*** Selected extract Section Begins ***
Beijing’s Credibility and the Baoshang Bank Dilemma
Following the Baoshang Bank seizure on May 24, Beijing’s dilemma between financial reform and financial stability is clearly in view.
Following the Baoshang Bank seizure on May 24, Beijing’s dilemma between financial reform and financial stability is clearly in view. Only administrative pressure on large banks to maintain short-term lending to risky institutions is currently preventing a larger credit crunch. The interbank market tension is weakening Beijing’s overall control over China’s macroeconomy, and despite assurances of stability, we expect additional credit events and financial system turbulence.
You Can’t Always Get What You Want
China’s financial system has entered a new era in the last two months, as risks have emerged that strike at the heart of economic and financial stability. For the first time since 1998, a financial institution in China has failed, and markets must price that failure into dealings with other institutions. This counterparty solvency risk has been a key component of credit risk in other economies, but has not existed until recently in China, where financial stability was buoyed by the belief that government-backed financial institutions are effectively guaranteed.
That assumption has now expired. Baoshang Bank’s seizure by regulators on May 24 has created structural liquidity distribution problems in China’s interbank money market, which is vital to the financial system’s overall function. The market’s liquidity chain, with money lent from policy banks and large banks to small banks and then to non-bank financial institutions (NBFIs), remains ruptured, even as the central bank tries to piece it back together.
However, authorities did not act capriciously, even if the Baoshang failure seems to have been foisted upon Chinese regulators at an awkward time. The central bank chose explicitly to impose haircuts or discounts on corporate and interbank Baoshang depositors even while guaranteeing household and small deposits: they did not choose to fully support all depositors. By addressing some systemic risks officials necessarily create new counterparty credit risks: breaking moral hazard is difficult to do. Beijing cannot drive the probability of bank defaults back to zero, nor do they want to. Additional bank defaults have to be possible if system-wide risk taking is to be managed.
The dilemma is fundamental: Does Beijing want the market to price the risk of potential bank failures, or do authorities want “stable” production of riskier and riskier forms of credit? Beijing can have one or the other, not both.
The PBOC’s initial foray in managing the financial stress produced by Baoshang was to send a message that this failure is a one-off related to political affairs—the bank’s primary shareholder was the Tomorrow Group controlled by arrested financier Xiao Jianhua. However, no one knows exactly why this political risk suddenly materialized in late May, and Baoshang’s financial asset profile is similar to many other banks that are in similarly vulnerable positions, particularly under new accounting standards (IFRS 9). Some of these banks are listed and some are not, but larger banks are treating many of them similarly: by reducing the number of banks with whom they are willing to do business.
*** Selected extract Section Ends ***
**What is expected:** Pick up the article on Beijing and the Baoshang Bank seizure after its final sentence and carry it forward.
*** Supplied entries Section Begins ***
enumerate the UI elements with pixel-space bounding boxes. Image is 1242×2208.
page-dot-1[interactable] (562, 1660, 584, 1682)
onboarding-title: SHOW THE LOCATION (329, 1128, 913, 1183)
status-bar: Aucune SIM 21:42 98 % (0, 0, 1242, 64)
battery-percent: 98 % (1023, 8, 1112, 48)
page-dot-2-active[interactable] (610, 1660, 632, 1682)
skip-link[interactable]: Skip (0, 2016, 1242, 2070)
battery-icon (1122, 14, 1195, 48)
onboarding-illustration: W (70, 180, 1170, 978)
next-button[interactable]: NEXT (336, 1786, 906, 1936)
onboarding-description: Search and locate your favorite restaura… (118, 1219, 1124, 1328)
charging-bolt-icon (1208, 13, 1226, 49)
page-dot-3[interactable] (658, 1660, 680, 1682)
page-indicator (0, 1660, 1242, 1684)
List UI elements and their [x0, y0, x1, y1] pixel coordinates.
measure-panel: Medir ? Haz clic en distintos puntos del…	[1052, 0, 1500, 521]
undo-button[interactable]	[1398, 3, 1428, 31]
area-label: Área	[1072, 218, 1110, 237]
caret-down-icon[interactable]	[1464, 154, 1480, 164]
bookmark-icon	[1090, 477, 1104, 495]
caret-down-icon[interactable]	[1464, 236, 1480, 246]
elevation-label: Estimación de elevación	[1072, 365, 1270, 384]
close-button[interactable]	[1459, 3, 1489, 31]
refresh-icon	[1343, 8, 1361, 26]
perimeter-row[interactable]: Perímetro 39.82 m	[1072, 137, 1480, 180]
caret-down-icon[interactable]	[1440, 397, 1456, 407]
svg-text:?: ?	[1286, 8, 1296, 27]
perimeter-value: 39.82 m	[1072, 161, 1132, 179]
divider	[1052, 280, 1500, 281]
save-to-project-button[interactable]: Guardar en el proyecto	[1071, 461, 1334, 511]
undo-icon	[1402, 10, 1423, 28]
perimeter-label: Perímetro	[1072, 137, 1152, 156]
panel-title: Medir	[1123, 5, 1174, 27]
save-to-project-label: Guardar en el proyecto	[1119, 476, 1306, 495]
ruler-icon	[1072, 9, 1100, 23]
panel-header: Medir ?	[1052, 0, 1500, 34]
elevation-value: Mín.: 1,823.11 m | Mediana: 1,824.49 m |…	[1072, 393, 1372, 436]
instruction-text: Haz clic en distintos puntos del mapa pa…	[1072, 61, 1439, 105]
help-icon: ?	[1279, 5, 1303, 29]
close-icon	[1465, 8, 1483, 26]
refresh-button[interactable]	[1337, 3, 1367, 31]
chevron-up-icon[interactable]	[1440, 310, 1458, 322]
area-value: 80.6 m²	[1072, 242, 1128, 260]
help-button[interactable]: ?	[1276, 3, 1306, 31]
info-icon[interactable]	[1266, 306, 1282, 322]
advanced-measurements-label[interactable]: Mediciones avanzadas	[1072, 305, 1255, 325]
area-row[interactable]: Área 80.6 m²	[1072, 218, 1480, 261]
*** Supplied entries Section Ends ***
**Answer to the exercise:**
Because markets quickly started seeing similarities between Baoshang and the Bank of Jinzhou, a listed bank in Hong Kong whose external auditors recently resigned, the PBOC was forced to provide emergency assistance to that bank, effectively guaranteeing its interbank borrowing through negotiable certificates of deposit (NCDs).
We wrote about the fundamental contradiction at the heart of the PBOC’s position last year in Credit and Credibility, especially the inherent tension between reform and financial stability. Stability requires extending PBOC guarantees into increasingly risky and peripheral asset markets. Reform requires paring back those guarantees, as the default of Baoshang has done. But the PBOC cannot distinguish between appropriate and inappropriate pricing of market risks as guarantees are withdrawn, because there is no history of defaults, and market risk has been created as a direct result of PBOC policy. What market prices and reductions in trading volumes are consistent with effective pricing of counterparty risks, and what prices are instead indicative of an unhealthy contagion that can lead to crisis? Beijing – and investors in China’s markets – are grappling with these questions.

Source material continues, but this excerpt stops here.